**Provided records:**
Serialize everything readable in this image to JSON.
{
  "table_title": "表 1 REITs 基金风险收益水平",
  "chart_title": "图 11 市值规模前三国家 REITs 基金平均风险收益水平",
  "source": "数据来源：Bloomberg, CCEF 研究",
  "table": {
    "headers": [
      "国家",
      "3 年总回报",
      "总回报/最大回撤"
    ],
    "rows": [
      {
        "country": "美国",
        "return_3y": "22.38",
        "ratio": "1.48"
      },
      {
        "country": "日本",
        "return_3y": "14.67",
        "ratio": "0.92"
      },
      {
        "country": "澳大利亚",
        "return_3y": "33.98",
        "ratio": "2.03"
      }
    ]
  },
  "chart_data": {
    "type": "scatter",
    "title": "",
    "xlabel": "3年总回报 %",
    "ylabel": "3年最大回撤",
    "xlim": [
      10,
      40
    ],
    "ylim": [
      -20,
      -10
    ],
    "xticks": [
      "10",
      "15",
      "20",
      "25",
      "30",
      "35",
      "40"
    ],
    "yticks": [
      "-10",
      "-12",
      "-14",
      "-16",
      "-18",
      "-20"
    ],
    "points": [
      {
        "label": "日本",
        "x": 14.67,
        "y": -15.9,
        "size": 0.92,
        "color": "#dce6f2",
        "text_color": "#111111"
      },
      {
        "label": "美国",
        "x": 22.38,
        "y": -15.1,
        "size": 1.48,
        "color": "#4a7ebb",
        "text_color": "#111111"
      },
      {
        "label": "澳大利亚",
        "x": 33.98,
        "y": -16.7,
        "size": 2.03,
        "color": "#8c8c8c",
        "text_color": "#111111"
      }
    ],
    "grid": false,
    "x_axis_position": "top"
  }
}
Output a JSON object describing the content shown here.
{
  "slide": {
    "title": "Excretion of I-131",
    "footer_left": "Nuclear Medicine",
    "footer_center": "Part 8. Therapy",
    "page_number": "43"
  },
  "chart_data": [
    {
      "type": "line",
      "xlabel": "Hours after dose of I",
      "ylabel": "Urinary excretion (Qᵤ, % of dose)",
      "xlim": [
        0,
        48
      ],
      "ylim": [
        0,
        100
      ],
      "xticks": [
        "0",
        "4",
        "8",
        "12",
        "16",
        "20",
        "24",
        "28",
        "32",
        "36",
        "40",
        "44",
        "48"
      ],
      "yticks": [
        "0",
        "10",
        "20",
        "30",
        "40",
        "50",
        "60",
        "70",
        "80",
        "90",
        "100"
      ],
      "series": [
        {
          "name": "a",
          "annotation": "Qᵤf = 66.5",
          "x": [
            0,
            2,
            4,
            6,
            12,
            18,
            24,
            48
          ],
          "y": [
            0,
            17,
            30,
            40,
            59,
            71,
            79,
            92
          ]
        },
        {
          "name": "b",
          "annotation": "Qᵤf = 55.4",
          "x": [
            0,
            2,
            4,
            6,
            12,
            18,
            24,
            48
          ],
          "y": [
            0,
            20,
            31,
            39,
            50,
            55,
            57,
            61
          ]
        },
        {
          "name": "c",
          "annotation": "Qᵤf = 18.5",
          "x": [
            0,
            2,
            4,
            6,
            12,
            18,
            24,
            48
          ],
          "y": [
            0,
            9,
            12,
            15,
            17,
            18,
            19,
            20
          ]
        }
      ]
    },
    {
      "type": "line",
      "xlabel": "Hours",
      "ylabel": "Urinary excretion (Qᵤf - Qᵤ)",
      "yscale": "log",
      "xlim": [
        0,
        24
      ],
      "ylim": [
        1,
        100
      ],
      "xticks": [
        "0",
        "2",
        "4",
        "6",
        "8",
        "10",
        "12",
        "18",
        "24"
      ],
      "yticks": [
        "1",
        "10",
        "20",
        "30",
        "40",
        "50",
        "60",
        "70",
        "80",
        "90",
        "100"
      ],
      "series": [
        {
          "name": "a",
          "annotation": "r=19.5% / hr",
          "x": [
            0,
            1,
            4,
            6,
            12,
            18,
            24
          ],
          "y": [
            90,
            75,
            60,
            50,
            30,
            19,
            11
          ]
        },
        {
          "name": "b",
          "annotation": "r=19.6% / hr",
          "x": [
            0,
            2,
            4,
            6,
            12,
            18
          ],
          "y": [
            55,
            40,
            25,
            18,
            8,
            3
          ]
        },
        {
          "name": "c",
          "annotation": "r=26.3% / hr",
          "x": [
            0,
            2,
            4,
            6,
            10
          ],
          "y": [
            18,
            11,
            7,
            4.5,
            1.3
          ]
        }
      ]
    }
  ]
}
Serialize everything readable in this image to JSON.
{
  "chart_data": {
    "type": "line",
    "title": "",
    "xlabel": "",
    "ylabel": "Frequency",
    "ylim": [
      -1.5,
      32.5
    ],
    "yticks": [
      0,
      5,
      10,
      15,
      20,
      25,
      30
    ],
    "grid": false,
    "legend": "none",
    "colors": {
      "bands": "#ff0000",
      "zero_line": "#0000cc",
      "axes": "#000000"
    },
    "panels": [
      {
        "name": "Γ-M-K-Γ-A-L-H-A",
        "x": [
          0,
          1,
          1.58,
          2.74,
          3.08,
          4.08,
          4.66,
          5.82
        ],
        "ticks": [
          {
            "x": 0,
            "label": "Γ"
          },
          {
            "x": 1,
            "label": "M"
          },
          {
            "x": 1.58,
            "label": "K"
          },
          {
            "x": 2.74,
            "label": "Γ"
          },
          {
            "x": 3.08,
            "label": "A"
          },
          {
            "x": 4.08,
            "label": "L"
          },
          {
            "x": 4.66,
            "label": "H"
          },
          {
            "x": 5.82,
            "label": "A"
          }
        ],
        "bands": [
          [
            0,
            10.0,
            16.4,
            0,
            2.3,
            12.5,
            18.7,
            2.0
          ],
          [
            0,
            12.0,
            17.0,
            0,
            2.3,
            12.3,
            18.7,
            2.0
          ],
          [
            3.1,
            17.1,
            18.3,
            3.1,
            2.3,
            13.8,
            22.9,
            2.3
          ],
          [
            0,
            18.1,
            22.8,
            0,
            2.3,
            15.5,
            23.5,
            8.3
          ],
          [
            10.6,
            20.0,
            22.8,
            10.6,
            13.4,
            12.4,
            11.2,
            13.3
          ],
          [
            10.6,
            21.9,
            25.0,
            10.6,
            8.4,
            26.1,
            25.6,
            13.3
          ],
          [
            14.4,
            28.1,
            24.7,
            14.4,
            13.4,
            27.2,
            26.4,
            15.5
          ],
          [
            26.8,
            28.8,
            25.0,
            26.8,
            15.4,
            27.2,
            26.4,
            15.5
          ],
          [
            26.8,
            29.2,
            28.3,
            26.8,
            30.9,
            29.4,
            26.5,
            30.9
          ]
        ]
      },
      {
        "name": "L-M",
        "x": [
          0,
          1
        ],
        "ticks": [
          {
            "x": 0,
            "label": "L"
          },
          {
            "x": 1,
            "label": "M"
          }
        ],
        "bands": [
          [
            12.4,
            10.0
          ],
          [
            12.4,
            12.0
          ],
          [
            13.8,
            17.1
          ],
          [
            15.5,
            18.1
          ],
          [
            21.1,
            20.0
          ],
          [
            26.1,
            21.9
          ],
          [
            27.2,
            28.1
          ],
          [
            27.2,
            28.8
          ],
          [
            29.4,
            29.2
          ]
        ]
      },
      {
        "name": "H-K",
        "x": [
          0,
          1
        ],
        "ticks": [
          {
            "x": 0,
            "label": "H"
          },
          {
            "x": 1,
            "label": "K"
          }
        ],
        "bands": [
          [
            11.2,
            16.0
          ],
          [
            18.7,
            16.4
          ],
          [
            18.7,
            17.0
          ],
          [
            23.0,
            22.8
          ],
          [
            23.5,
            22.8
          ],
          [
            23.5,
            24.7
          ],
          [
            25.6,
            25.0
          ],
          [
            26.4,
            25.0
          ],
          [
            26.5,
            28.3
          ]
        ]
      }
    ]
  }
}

**What is being asked:**
Give all the records again. Match them exactly.

**Complete response:**
Serialize everything readable in this image to JSON.
{
  "table_title": "表 1 REITs 基金风险收益水平",
  "chart_title": "图 11 市值规模前三国家 REITs 基金平均风险收益水平",
  "source": "数据来源：Bloomberg, CCEF 研究",
  "table": {
    "headers": [
      "国家",
      "3 年总回报",
      "总回报/最大回撤"
    ],
    "rows": [
      {
        "country": "美国",
        "return_3y": "22.38",
        "ratio": "1.48"
      },
      {
        "country": "日本",
        "return_3y": "14.67",
        "ratio": "0.92"
      },
      {
        "country": "澳大利亚",
        "return_3y": "33.98",
        "ratio": "2.03"
      }
    ]
  },
  "chart_data": {
    "type": "scatter",
    "title": "",
    "xlabel": "3年总回报 %",
    "ylabel": "3年最大回撤",
    "xlim": [
      10,
      40
    ],
    "ylim": [
      -20,
      -10
    ],
    "xticks": [
      "10",
      "15",
      "20",
      "25",
      "30",
      "35",
      "40"
    ],
    "yticks": [
      "-10",
      "-12",
      "-14",
      "-16",
      "-18",
      "-20"
    ],
    "points": [
      {
        "label": "日本",
        "x": 14.67,
        "y": -15.9,
        "size": 0.92,
        "color": "#dce6f2",
        "text_color": "#111111"
      },
      {
        "label": "美国",
        "x": 22.38,
        "y": -15.1,
        "size": 1.48,
        "color": "#4a7ebb",
        "text_color": "#111111"
      },
      {
        "label": "澳大利亚",
        "x": 33.98,
        "y": -16.7,
        "size": 2.03,
        "color": "#8c8c8c",
        "text_color": "#111111"
      }
    ],
    "grid": false,
    "x_axis_position": "top"
  }
}
Output a JSON object describing the content shown here.
{
  "slide": {
    "title": "Excretion of I-131",
    "footer_left": "Nuclear Medicine",
    "footer_center": "Part 8. Therapy",
    "page_number": "43"
  },
  "chart_data": [
    {
      "type": "line",
      "xlabel": "Hours after dose of I",
      "ylabel": "Urinary excretion (Qᵤ, % of dose)",
      "xlim": [
        0,
        48
      ],
      "ylim": [
        0,
        100
      ],
      "xticks": [
        "0",
        "4",
        "8",
        "12",
        "16",
        "20",
        "24",
        "28",
        "32",
        "36",
        "40",
        "44",
        "48"
      ],
      "yticks": [
        "0",
        "10",
        "20",
        "30",
        "40",
        "50",
        "60",
        "70",
        "80",
        "90",
        "100"
      ],
      "series": [
        {
          "name": "a",
          "annotation": "Qᵤf = 66.5",
          "x": [
            0,
            2,
            4,
            6,
            12,
            18,
            24,
            48
          ],
          "y": [
            0,
            17,
            30,
            40,
            59,
            71,
            79,
            92
          ]
        },
        {
          "name": "b",
          "annotation": "Qᵤf = 55.4",
          "x": [
            0,
            2,
            4,
            6,
            12,
            18,
            24,
            48
          ],
          "y": [
            0,
            20,
            31,
            39,
            50,
            55,
            57,
            61
          ]
        },
        {
          "name": "c",
          "annotation": "Qᵤf = 18.5",
          "x": [
            0,
            2,
            4,
            6,
            12,
            18,
            24,
            48
          ],
          "y": [
            0,
            9,
            12,
            15,
            17,
            18,
            19,
            20
          ]
        }
      ]
    },
    {
      "type": "line",
      "xlabel": "Hours",
      "ylabel": "Urinary excretion (Qᵤf - Qᵤ)",
      "yscale": "log",
      "xlim": [
        0,
        24
      ],
      "ylim": [
        1,
        100
      ],
      "xticks": [
        "0",
        "2",
        "4",
        "6",
        "8",
        "10",
        "12",
        "18",
        "24"
      ],
      "yticks": [
        "1",
        "10",
        "20",
        "30",
        "40",
        "50",
        "60",
        "70",
        "80",
        "90",
        "100"
      ],
      "series": [
        {
          "name": "a",
          "annotation": "r=19.5% / hr",
          "x": [
            0,
            1,
            4,
            6,
            12,
            18,
            24
          ],
          "y": [
            90,
            75,
            60,
            50,
            30,
            19,
            11
          ]
        },
        {
          "name": "b",
          "annotation": "r=19.6% / hr",
          "x": [
            0,
            2,
            4,
            6,
            12,
            18
          ],
          "y": [
            55,
            40,
            25,
            18,
            8,
            3
          ]
        },
        {
          "name": "c",
          "annotation": "r=26.3% / hr",
          "x": [
            0,
            2,
            4,
            6,
            10
          ],
          "y": [
            18,
            11,
            7,
            4.5,
            1.3
          ]
        }
      ]
    }
  ]
}
Serialize everything readable in this image to JSON.
{
  "chart_data": {
    "type": "line",
    "title": "",
    "xlabel": "",
    "ylabel": "Frequency",
    "ylim": [
      -1.5,
      32.5
    ],
    "yticks": [
      0,
      5,
      10,
      15,
      20,
      25,
      30
    ],
    "grid": false,
    "legend": "none",
    "colors": {
      "bands": "#ff0000",
      "zero_line": "#0000cc",
      "axes": "#000000"
    },
    "panels": [
      {
        "name": "Γ-M-K-Γ-A-L-H-A",
        "x": [
          0,
          1,
          1.58,
          2.74,
          3.08,
          4.08,
          4.66,
          5.82
        ],
        "ticks": [
          {
            "x": 0,
            "label": "Γ"
          },
          {
            "x": 1,
            "label": "M"
          },
          {
            "x": 1.58,
            "label": "K"
          },
          {
            "x": 2.74,
            "label": "Γ"
          },
          {
            "x": 3.08,
            "label": "A"
          },
          {
            "x": 4.08,
            "label": "L"
          },
          {
            "x": 4.66,
            "label": "H"
          },
          {
            "x": 5.82,
            "label": "A"
          }
        ],
        "bands": [
          [
            0,
            10.0,
            16.4,
            0,
            2.3,
            12.5,
            18.7,
            2.0
          ],
          [
            0,
            12.0,
            17.0,
            0,
            2.3,
            12.3,
            18.7,
            2.0
          ],
          [
            3.1,
            17.1,
            18.3,
            3.1,
            2.3,
            13.8,
            22.9,
            2.3
          ],
          [
            0,
            18.1,
            22.8,
            0,
            2.3,
            15.5,
            23.5,
            8.3
          ],
          [
            10.6,
            20.0,
            22.8,
            10.6,
            13.4,
            12.4,
            11.2,
            13.3
          ],
          [
            10.6,
            21.9,
            25.0,
            10.6,
            8.4,
            26.1,
            25.6,
            13.3
          ],
          [
            14.4,
            28.1,
            24.7,
            14.4,
            13.4,
            27.2,
            26.4,
            15.5
          ],
          [
            26.8,
            28.8,
            25.0,
            26.8,
            15.4,
            27.2,
            26.4,
            15.5
          ],
          [
            26.8,
            29.2,
            28.3,
            26.8,
            30.9,
            29.4,
            26.5,
            30.9
          ]
        ]
      },
      {
        "name": "L-M",
        "x": [
          0,
          1
        ],
        "ticks": [
          {
            "x": 0,
            "label": "L"
          },
          {
            "x": 1,
            "label": "M"
          }
        ],
        "bands": [
          [
            12.4,
            10.0
          ],
          [
            12.4,
            12.0
          ],
          [
            13.8,
            17.1
          ],
          [
            15.5,
            18.1
          ],
          [
            21.1,
            20.0
          ],
          [
            26.1,
            21.9
          ],
          [
            27.2,
            28.1
          ],
          [
            27.2,
            28.8
          ],
          [
            29.4,
            29.2
          ]
        ]
      },
      {
        "name": "H-K",
        "x": [
          0,
          1
        ],
        "ticks": [
          {
            "x": 0,
            "label": "H"
          },
          {
            "x": 1,
            "label": "K"
          }
        ],
        "bands": [
          [
            11.2,
            16.0
          ],
          [
            18.7,
            16.4
          ],
          [
            18.7,
            17.0
          ],
          [
            23.0,
            22.8
          ],
          [
            23.5,
            22.8
          ],
          [
            23.5,
            24.7
          ],
          [
            25.6,
            25.0
          ],
          [
            26.4,
            25.0
          ],
          [
            26.5,
            28.3
          ]
        ]
      }
    ]
  }
}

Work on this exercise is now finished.